Gait analysis for shoeing

Computational model of the equine limb By Lawson, Chateau, Pourcelot, Crevier-Denoix and Denoix.

Biomechanics is “The science that examines the forces acting on or within a biological structure and the effects produced by such forces. ” ~Hay, 1973

However equine biomechanics is generally used to mean the study of equine movement and the equine musculo-skeletal system, ignoring most of the field. It is becoming widespread, and “experts” are springing up all over.

Motion capture systems are now available which will allow the performance horse to have “optimised” shoeing,  examining the before and after effects of any changes. So far these have been used intelligently, but they are not sophisticated enough to distinguish between primary and secondary deviations – cause and compensation – and so it would be easy to overlook the effects of trying to change joint angles.

The equine distal limb joints are shock absorbers, particularly the fetlock (metacarpo-phalangeal joint). It flexes in proportion to the vertical ground reaction force of the limb loading (McGuigan and Wilson, 2003). Changes to the distal joint angles affect strain in the deep digital flexor tendon, the superficial digital flexor tendon and the suspensory ligaments (Lawson et al., 2007a), common sites of injury in the horse. Changes in hoof medio-lateral balance and width affects strain in the collateral ligaments (Lawson et al., 2008). Changes in shoeing affect both tendon and ligament strains (Lawson et al., 2007b) and inter-articular pressure in the distal interphalangeal (coffin) joint (Viitanen et al., 2003). For example an elevated heel increases distal interphalangeal joint pressure, increases superficial digital flexor tendon strain, unloads (and therefore shortens) the deep digital flexor tendon, and yet is often employed in showjumpers ”to help the hock”.

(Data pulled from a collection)

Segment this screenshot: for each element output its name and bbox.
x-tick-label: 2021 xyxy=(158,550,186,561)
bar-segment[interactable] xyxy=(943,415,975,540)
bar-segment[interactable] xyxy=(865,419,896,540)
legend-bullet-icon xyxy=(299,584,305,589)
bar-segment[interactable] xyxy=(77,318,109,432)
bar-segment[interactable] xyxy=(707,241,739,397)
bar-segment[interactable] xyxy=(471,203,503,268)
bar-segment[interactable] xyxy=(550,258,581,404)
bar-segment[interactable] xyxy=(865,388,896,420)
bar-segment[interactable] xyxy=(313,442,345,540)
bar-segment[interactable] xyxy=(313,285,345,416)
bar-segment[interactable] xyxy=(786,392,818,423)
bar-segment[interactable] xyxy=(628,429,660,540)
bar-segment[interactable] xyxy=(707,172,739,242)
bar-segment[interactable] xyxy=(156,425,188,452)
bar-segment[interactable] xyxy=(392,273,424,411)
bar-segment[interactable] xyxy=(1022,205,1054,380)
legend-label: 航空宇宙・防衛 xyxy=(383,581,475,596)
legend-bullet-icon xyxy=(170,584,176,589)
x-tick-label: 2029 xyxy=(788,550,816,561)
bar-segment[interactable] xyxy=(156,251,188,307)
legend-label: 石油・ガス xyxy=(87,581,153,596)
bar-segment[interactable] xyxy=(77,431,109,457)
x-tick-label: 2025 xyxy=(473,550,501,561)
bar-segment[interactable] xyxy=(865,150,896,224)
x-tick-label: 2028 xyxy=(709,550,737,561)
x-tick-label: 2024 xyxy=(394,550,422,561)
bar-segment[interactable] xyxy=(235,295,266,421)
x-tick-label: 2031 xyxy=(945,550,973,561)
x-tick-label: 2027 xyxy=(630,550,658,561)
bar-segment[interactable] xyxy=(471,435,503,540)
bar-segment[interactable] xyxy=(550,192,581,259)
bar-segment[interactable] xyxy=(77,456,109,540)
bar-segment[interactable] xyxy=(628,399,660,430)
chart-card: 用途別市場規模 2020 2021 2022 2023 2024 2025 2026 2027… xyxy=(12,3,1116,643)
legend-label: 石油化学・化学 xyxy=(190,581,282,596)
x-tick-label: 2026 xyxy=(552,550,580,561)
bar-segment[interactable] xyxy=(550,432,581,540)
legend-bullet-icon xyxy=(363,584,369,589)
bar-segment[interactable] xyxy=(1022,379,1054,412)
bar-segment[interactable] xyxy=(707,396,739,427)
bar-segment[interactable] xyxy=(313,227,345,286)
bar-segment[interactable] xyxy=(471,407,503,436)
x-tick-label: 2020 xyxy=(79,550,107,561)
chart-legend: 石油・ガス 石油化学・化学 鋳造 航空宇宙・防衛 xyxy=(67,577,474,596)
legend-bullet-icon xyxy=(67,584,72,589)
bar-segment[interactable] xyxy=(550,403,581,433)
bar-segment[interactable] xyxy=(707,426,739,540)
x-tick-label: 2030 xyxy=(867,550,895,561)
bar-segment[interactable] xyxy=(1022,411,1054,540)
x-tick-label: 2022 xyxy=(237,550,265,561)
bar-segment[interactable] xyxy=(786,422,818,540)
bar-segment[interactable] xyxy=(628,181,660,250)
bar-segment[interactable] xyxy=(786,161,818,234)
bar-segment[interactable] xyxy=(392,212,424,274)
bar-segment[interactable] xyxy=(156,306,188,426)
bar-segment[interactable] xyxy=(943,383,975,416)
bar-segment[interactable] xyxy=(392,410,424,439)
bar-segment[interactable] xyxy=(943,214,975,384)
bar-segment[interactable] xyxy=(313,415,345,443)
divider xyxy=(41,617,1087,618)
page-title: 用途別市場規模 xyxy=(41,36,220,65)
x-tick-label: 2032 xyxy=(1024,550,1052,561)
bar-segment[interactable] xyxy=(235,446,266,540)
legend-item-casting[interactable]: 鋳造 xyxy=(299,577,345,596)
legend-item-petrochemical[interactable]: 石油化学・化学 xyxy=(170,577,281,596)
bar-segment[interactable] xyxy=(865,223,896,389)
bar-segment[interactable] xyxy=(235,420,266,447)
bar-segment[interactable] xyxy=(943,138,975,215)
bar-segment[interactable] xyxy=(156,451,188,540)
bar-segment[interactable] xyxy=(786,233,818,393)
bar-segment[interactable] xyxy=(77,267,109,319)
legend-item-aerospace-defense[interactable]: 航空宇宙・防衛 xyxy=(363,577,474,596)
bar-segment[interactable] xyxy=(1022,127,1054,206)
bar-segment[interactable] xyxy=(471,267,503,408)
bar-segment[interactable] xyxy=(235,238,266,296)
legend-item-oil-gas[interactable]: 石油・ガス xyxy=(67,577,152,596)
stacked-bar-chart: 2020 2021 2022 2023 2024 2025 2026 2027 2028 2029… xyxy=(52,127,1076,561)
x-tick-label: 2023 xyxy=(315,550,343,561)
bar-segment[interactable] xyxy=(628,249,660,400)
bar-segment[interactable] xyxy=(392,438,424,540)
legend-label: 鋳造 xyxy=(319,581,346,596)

# Exercise aim
Please carry the text on gait analysis for shoeing, above the records, further from its last sentence.

# Written reply
Some gait analysis systems now are being marketed as easy enough for any vet or farrier to use. Let’s hope that they come with a lot of training and promote rather than discredit the field.

Why Study Horses?

 As cursorial (adapted for running) locomotion goes, bottom of the food chain is really the lizards. They’re ahead of the snake, they’ve got limbs and even elbows to lift themselves off the ground, further increasing efficiency. However their shoulder design is a little primitive and they resort to side-to-side (medio-lateral) wiggling to move forward, wasting a lot of energy in the process.

At the other end of the scale is the cheetah. The wiggle has gone and the spine dorsi-flexes (up-down) like a caterpillar. This increases stride length and hence speed by so much that the cheetah could do six mph even if it didn’t use its legs (Hildebrand, 1959). The cheetah is a sprinter, fast over short distances.

The horse however, is not just adapted for speed but efficiency.

- It has a fairly rigid spine, handy if you want to carry a rider.

The stride length is increased by running on the toenails (unguligrade), with the heels (hock) and wrist (knee halfway up the leg), lengthening the legs.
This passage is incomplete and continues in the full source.